━━━ RECORDS PROVIDED

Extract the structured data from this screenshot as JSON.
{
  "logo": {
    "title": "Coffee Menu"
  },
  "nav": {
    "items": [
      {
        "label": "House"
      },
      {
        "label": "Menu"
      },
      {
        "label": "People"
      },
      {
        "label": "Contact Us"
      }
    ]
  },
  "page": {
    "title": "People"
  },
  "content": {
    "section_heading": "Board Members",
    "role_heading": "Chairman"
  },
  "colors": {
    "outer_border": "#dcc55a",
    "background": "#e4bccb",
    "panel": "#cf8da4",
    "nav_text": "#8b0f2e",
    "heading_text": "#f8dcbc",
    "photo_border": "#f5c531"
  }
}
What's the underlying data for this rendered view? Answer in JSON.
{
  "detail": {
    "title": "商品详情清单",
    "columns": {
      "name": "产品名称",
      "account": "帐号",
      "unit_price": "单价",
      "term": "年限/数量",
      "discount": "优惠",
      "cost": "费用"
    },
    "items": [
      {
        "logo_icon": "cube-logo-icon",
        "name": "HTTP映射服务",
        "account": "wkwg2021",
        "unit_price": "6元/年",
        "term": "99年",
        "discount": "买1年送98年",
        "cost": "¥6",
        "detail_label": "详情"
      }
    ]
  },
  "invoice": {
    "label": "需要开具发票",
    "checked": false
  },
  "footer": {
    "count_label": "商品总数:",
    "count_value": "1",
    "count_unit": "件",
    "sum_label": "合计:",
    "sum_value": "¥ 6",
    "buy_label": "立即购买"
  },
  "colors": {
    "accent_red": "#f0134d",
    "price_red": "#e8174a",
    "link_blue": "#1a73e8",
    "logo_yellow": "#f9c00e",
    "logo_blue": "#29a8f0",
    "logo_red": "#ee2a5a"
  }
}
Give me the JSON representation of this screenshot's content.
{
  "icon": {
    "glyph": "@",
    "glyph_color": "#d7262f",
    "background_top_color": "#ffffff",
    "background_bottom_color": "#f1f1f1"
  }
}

━━━━━━

WHAT IS REQUIRED:
Extract every line from the one containing "Give me the" to the end of the entries, including both of those lines, exactly as given and with nothing added.

CORRECT RESPONSE:
Give me the JSON representation of this screenshot's content.
{
  "icon": {
    "glyph": "@",
    "glyph_color": "#d7262f",
    "background_top_color": "#ffffff",
    "background_bottom_color": "#f1f1f1"
  }
}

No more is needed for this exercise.